- Dataset
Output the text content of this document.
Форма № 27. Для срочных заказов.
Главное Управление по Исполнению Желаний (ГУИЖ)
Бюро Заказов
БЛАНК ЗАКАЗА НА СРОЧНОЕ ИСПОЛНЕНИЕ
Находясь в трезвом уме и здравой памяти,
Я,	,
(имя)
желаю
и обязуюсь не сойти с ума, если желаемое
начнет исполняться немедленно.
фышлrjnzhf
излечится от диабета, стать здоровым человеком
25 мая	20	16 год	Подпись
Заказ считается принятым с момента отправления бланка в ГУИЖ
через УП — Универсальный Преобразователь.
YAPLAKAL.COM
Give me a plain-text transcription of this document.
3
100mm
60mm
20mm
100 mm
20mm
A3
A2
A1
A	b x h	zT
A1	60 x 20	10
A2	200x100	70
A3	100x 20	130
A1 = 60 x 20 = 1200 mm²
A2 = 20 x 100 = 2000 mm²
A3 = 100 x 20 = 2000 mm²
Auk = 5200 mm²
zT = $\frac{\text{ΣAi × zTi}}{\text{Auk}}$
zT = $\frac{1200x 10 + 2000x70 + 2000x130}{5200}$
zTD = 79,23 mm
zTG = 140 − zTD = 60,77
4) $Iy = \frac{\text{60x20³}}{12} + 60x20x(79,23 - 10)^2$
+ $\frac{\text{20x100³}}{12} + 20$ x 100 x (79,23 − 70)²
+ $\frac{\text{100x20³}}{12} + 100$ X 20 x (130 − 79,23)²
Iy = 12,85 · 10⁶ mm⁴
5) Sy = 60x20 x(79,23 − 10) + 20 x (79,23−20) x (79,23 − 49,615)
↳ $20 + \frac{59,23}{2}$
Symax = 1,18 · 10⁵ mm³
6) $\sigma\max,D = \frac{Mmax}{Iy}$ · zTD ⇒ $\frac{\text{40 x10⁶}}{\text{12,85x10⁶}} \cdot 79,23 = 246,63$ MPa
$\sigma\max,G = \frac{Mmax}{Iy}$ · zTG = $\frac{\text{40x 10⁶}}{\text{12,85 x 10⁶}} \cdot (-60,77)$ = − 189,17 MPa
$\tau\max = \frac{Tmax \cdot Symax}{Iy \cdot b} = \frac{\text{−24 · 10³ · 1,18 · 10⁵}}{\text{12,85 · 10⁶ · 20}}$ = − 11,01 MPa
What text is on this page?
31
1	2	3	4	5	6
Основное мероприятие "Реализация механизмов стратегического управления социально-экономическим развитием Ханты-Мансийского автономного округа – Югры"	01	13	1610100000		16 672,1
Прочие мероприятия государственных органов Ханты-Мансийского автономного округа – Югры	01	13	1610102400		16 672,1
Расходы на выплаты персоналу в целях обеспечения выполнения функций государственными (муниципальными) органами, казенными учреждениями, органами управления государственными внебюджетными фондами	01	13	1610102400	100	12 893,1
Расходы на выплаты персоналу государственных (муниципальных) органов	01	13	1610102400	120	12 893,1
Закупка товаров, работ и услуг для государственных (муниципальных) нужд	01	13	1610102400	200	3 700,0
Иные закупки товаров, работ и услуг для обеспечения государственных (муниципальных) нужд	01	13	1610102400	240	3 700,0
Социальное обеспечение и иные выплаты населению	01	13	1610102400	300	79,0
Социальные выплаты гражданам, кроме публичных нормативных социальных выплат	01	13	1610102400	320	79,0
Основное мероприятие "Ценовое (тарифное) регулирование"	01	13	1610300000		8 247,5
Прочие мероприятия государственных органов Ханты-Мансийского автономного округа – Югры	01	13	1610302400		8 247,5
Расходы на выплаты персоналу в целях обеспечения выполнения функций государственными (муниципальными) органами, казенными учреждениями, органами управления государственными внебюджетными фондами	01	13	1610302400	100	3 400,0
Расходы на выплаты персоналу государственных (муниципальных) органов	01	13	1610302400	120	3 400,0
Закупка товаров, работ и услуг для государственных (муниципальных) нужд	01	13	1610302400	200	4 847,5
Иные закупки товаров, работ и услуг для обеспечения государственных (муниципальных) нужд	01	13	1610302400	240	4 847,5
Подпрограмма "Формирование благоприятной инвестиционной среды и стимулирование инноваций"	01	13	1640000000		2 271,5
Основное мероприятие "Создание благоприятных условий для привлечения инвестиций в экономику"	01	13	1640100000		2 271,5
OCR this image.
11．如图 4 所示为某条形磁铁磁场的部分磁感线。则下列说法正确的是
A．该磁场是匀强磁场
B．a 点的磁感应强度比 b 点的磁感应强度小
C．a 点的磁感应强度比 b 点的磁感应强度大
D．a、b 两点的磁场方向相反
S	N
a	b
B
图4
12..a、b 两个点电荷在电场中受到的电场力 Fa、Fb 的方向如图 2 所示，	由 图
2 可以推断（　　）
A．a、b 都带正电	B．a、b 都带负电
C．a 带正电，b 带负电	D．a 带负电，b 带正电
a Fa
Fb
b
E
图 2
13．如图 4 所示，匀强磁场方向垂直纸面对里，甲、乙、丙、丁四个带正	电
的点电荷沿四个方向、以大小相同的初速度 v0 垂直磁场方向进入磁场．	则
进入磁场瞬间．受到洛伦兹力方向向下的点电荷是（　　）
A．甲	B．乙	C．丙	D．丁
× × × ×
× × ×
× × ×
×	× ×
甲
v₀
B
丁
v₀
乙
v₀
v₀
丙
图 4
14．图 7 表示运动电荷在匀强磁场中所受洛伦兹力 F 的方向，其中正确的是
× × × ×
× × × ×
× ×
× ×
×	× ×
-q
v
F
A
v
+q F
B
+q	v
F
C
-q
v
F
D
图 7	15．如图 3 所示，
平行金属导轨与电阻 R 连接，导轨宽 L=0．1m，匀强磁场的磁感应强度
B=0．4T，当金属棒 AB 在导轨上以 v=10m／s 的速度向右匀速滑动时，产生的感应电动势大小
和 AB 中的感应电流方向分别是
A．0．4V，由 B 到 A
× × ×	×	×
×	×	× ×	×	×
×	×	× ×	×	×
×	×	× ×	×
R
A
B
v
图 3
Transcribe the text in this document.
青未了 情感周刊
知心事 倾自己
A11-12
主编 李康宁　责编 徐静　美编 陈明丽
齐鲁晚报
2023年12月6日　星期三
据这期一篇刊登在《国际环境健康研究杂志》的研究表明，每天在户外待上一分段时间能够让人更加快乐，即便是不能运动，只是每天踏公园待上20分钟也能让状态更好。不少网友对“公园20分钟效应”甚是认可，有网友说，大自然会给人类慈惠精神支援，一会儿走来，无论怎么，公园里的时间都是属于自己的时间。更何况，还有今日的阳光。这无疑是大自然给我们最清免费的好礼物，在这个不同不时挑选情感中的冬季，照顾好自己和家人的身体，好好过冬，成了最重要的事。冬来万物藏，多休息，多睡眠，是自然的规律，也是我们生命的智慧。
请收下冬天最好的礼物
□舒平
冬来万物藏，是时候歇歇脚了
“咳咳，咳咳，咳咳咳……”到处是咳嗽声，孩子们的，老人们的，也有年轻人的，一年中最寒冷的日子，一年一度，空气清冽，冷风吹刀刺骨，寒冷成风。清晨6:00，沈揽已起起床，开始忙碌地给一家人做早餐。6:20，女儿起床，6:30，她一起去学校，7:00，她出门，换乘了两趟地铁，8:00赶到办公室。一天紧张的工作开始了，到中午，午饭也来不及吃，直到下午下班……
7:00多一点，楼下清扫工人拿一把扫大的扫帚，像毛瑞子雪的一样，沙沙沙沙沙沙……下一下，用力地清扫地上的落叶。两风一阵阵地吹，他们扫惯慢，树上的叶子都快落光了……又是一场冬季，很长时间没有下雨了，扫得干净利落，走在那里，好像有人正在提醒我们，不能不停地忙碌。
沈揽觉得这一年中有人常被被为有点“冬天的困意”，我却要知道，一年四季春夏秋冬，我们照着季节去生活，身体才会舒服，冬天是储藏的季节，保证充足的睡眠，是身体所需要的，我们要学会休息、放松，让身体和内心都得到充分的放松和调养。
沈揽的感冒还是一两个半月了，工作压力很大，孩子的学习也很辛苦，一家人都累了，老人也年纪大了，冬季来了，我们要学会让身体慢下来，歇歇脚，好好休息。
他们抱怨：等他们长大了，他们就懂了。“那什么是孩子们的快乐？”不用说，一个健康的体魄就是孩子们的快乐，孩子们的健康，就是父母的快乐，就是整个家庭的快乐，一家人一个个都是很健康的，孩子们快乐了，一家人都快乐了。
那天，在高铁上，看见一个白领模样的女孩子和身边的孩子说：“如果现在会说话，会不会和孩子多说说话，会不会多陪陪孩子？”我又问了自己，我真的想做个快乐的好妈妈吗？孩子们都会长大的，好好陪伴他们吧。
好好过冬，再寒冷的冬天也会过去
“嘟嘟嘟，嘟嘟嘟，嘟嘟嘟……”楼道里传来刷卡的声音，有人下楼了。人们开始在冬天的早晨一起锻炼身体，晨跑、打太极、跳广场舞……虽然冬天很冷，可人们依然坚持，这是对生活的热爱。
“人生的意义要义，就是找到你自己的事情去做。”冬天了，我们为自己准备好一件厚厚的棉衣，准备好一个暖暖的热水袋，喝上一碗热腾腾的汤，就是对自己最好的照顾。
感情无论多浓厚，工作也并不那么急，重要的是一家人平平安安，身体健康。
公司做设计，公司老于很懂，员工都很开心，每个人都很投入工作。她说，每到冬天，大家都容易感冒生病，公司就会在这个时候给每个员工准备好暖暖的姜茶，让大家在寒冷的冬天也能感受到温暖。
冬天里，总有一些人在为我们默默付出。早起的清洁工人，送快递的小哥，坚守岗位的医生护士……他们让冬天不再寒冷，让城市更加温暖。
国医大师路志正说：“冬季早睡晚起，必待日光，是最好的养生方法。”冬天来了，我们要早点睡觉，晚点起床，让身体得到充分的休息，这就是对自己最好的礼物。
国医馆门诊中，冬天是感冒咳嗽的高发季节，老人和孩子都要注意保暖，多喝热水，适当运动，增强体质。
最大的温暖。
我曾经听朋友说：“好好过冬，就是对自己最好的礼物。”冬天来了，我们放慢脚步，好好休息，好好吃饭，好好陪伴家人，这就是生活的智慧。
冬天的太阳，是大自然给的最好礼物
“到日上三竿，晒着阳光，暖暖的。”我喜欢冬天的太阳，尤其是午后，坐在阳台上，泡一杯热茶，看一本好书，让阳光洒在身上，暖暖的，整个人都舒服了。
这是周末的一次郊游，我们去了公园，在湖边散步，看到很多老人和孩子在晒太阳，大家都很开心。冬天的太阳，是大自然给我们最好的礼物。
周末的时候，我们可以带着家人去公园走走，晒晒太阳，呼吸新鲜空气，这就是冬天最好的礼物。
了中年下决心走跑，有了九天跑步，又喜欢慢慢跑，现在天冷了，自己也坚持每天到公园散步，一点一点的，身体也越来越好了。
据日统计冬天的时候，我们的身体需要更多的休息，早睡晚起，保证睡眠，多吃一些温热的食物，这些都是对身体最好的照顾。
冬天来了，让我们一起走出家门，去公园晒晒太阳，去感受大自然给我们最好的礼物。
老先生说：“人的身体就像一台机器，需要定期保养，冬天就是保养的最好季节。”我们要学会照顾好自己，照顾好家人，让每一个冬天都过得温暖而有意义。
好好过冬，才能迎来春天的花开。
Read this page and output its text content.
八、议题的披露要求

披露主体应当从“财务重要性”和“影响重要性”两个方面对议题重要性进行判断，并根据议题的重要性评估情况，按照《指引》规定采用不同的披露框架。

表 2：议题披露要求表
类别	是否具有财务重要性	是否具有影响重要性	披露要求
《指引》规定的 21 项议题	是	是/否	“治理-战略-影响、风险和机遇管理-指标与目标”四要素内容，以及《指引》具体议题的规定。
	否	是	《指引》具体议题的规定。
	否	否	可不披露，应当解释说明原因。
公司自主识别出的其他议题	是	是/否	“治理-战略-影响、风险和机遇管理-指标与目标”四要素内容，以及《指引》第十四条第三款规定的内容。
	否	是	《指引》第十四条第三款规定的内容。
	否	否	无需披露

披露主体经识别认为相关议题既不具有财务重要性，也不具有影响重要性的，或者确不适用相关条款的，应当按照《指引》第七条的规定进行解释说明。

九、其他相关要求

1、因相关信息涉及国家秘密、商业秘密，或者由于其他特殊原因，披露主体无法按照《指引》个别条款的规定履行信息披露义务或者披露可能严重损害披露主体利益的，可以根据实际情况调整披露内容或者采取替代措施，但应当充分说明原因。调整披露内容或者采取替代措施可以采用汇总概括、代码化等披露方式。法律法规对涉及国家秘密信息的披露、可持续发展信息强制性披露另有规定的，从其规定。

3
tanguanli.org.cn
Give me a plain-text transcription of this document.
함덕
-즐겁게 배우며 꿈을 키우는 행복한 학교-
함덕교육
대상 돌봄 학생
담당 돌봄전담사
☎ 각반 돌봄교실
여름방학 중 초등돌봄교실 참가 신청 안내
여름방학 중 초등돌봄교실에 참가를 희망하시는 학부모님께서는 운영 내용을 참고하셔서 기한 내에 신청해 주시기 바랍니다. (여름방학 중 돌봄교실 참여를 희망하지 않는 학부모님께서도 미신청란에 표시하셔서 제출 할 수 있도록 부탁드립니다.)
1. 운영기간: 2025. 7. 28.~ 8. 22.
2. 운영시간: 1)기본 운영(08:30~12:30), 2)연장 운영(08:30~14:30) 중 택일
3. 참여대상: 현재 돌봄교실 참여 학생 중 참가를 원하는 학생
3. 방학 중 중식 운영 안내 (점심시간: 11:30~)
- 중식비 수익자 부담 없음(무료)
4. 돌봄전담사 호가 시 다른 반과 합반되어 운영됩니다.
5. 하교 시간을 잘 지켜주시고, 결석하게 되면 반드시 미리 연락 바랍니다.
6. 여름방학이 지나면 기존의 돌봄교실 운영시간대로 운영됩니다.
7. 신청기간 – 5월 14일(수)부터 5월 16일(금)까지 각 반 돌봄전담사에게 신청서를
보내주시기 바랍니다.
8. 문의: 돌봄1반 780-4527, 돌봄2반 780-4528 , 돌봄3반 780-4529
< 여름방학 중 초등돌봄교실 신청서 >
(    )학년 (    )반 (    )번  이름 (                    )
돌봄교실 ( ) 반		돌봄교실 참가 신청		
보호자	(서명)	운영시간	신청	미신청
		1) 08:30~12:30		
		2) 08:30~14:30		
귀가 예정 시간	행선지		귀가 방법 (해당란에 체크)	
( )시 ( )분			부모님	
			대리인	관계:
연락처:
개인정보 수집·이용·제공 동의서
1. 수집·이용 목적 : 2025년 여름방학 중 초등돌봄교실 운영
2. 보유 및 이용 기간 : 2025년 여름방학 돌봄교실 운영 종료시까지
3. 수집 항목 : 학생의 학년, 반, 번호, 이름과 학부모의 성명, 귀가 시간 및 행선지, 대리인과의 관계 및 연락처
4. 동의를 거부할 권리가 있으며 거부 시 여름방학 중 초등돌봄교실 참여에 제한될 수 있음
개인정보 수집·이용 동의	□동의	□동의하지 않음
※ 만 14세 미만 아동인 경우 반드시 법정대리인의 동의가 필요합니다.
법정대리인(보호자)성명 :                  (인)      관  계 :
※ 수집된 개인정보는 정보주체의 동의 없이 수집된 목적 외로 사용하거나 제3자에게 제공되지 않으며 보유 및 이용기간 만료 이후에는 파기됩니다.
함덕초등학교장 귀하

- Instructions for the task
Return every line above in which the string "автономного" occurs.

- Solution to the problem
Основное мероприятие "Реализация механизмов стратегического управления социально-экономическим развитием Ханты-Мансийского автономного округа – Югры"	01	13	1610100000		16 672,1
Прочие мероприятия государственных органов Ханты-Мансийского автономного округа – Югры	01	13	1610102400		16 672,1
Прочие мероприятия государственных органов Ханты-Мансийского автономного округа – Югры	01	13	1610302400		8 247,5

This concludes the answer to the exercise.